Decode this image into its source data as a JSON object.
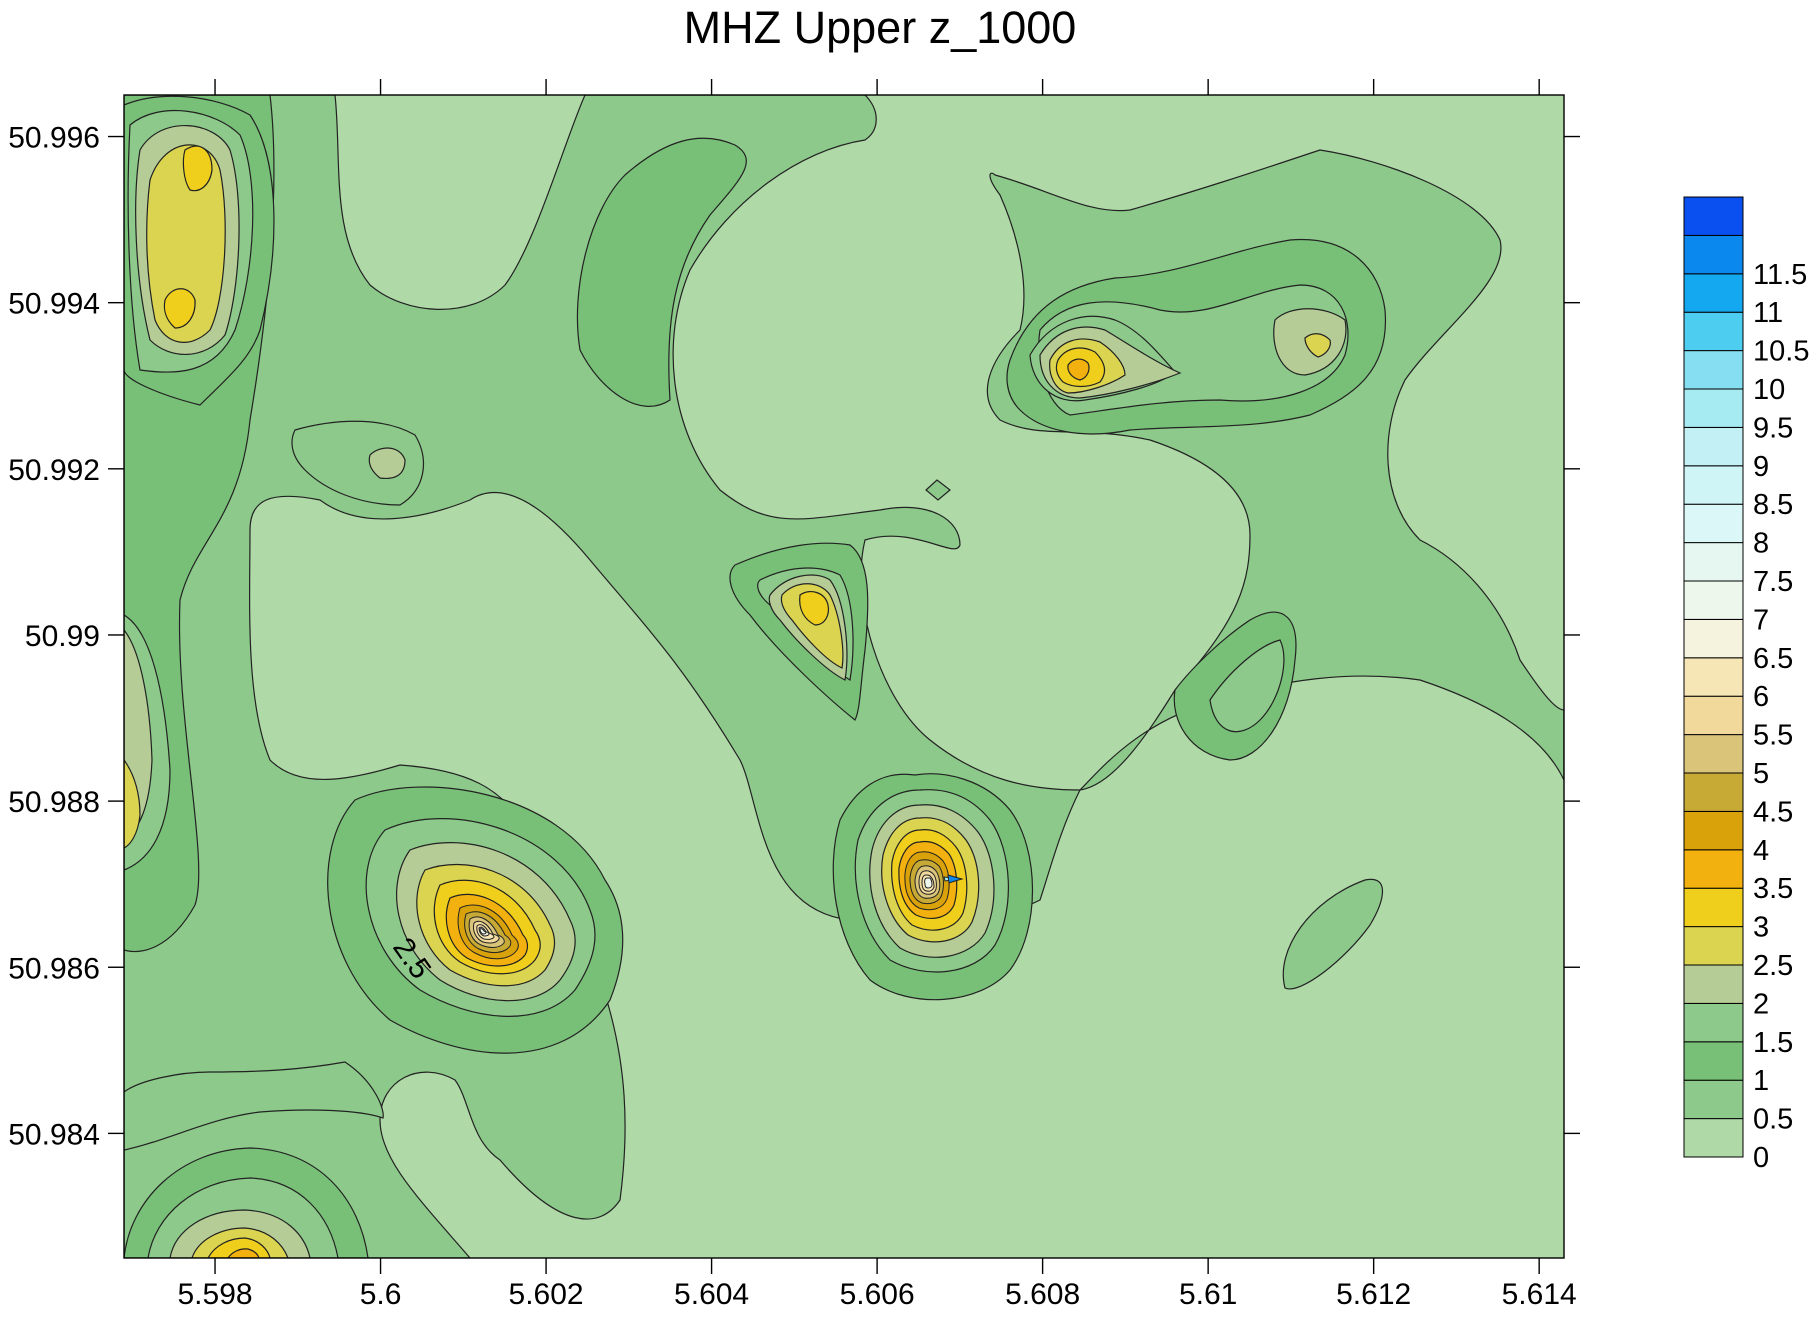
{
  "chart_data": {
    "type": "contour",
    "title": "MHZ Upper z_1000",
    "xlabel": "",
    "ylabel": "",
    "xlim": [
      5.5969,
      5.6143
    ],
    "ylim": [
      50.9825,
      50.9965
    ],
    "x_ticks": [
      5.598,
      5.6,
      5.602,
      5.604,
      5.606,
      5.608,
      5.61,
      5.612,
      5.614
    ],
    "x_tick_labels": [
      "5.598",
      "5.6",
      "5.602",
      "5.604",
      "5.606",
      "5.608",
      "5.61",
      "5.612",
      "5.614"
    ],
    "y_ticks": [
      50.984,
      50.986,
      50.988,
      50.99,
      50.992,
      50.994,
      50.996
    ],
    "y_tick_labels": [
      "50.984",
      "50.986",
      "50.988",
      "50.99",
      "50.992",
      "50.994",
      "50.996"
    ],
    "contour_levels": [
      0,
      0.5,
      1,
      1.5,
      2,
      2.5,
      3,
      3.5,
      4,
      4.5,
      5,
      5.5,
      6,
      6.5,
      7,
      7.5,
      8,
      8.5,
      9,
      9.5,
      10,
      10.5,
      11,
      11.5
    ],
    "level_colors": [
      "#b0d9a8",
      "#8cc98a",
      "#78c077",
      "#8cc98a",
      "#b6cc96",
      "#dbd450",
      "#f0cf1c",
      "#f2b10e",
      "#d9a20a",
      "#c7aa36",
      "#d9c47a",
      "#f0d99a",
      "#f7e6b5",
      "#f5f2de",
      "#edf7ec",
      "#e6f7f2",
      "#dcf7f7",
      "#d0f5f7",
      "#c2f0f5",
      "#a6eaf2",
      "#86def2",
      "#4dcdf0",
      "#14a8f0",
      "#0a88ee",
      "#0a50f0"
    ],
    "contour_labels": [
      {
        "text": "2.5",
        "x": 5.6003,
        "y": 50.986
      }
    ],
    "peaks": [
      {
        "x": 5.601,
        "y": 50.9865,
        "value": 7.0
      },
      {
        "x": 5.6068,
        "y": 50.987,
        "value": 11.5
      },
      {
        "x": 5.5978,
        "y": 50.9955,
        "value": 3.0
      },
      {
        "x": 5.5977,
        "y": 50.9939,
        "value": 3.0
      },
      {
        "x": 5.6083,
        "y": 50.9931,
        "value": 3.5
      },
      {
        "x": 5.6112,
        "y": 50.9934,
        "value": 2.5
      },
      {
        "x": 5.6053,
        "y": 50.9902,
        "value": 3.0
      },
      {
        "x": 5.5983,
        "y": 50.9832,
        "value": 3.5
      },
      {
        "x": 5.597,
        "y": 50.988,
        "value": 2.5
      }
    ],
    "legend": {
      "placement": "right",
      "labels": [
        "0",
        "0.5",
        "1",
        "1.5",
        "2",
        "2.5",
        "3",
        "3.5",
        "4",
        "4.5",
        "5",
        "5.5",
        "6",
        "6.5",
        "7",
        "7.5",
        "8",
        "8.5",
        "9",
        "9.5",
        "10",
        "10.5",
        "11",
        "11.5"
      ]
    }
  }
}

_ _ _

Task description :: The records above must be echoed exactly, minus their pictures.

Reply ::
Decode this image into its source data as a JSON object.
{
  "chart_data": {
    "type": "contour",
    "title": "MHZ Upper z_1000",
    "xlabel": "",
    "ylabel": "",
    "xlim": [
      5.5969,
      5.6143
    ],
    "ylim": [
      50.9825,
      50.9965
    ],
    "x_ticks": [
      5.598,
      5.6,
      5.602,
      5.604,
      5.606,
      5.608,
      5.61,
      5.612,
      5.614
    ],
    "x_tick_labels": [
      "5.598",
      "5.6",
      "5.602",
      "5.604",
      "5.606",
      "5.608",
      "5.61",
      "5.612",
      "5.614"
    ],
    "y_ticks": [
      50.984,
      50.986,
      50.988,
      50.99,
      50.992,
      50.994,
      50.996
    ],
    "y_tick_labels": [
      "50.984",
      "50.986",
      "50.988",
      "50.99",
      "50.992",
      "50.994",
      "50.996"
    ],
    "contour_levels": [
      0,
      0.5,
      1,
      1.5,
      2,
      2.5,
      3,
      3.5,
      4,
      4.5,
      5,
      5.5,
      6,
      6.5,
      7,
      7.5,
      8,
      8.5,
      9,
      9.5,
      10,
      10.5,
      11,
      11.5
    ],
    "level_colors": [
      "#b0d9a8",
      "#8cc98a",
      "#78c077",
      "#8cc98a",
      "#b6cc96",
      "#dbd450",
      "#f0cf1c",
      "#f2b10e",
      "#d9a20a",
      "#c7aa36",
      "#d9c47a",
      "#f0d99a",
      "#f7e6b5",
      "#f5f2de",
      "#edf7ec",
      "#e6f7f2",
      "#dcf7f7",
      "#d0f5f7",
      "#c2f0f5",
      "#a6eaf2",
      "#86def2",
      "#4dcdf0",
      "#14a8f0",
      "#0a88ee",
      "#0a50f0"
    ],
    "contour_labels": [
      {
        "text": "2.5",
        "x": 5.6003,
        "y": 50.986
      }
    ],
    "peaks": [
      {
        "x": 5.601,
        "y": 50.9865,
        "value": 7.0
      },
      {
        "x": 5.6068,
        "y": 50.987,
        "value": 11.5
      },
      {
        "x": 5.5978,
        "y": 50.9955,
        "value": 3.0
      },
      {
        "x": 5.5977,
        "y": 50.9939,
        "value": 3.0
      },
      {
        "x": 5.6083,
        "y": 50.9931,
        "value": 3.5
      },
      {
        "x": 5.6112,
        "y": 50.9934,
        "value": 2.5
      },
      {
        "x": 5.6053,
        "y": 50.9902,
        "value": 3.0
      },
      {
        "x": 5.5983,
        "y": 50.9832,
        "value": 3.5
      },
      {
        "x": 5.597,
        "y": 50.988,
        "value": 2.5
      }
    ],
    "legend": {
      "placement": "right",
      "labels": [
        "0",
        "0.5",
        "1",
        "1.5",
        "2",
        "2.5",
        "3",
        "3.5",
        "4",
        "4.5",
        "5",
        "5.5",
        "6",
        "6.5",
        "7",
        "7.5",
        "8",
        "8.5",
        "9",
        "9.5",
        "10",
        "10.5",
        "11",
        "11.5"
      ]
    }
  }
}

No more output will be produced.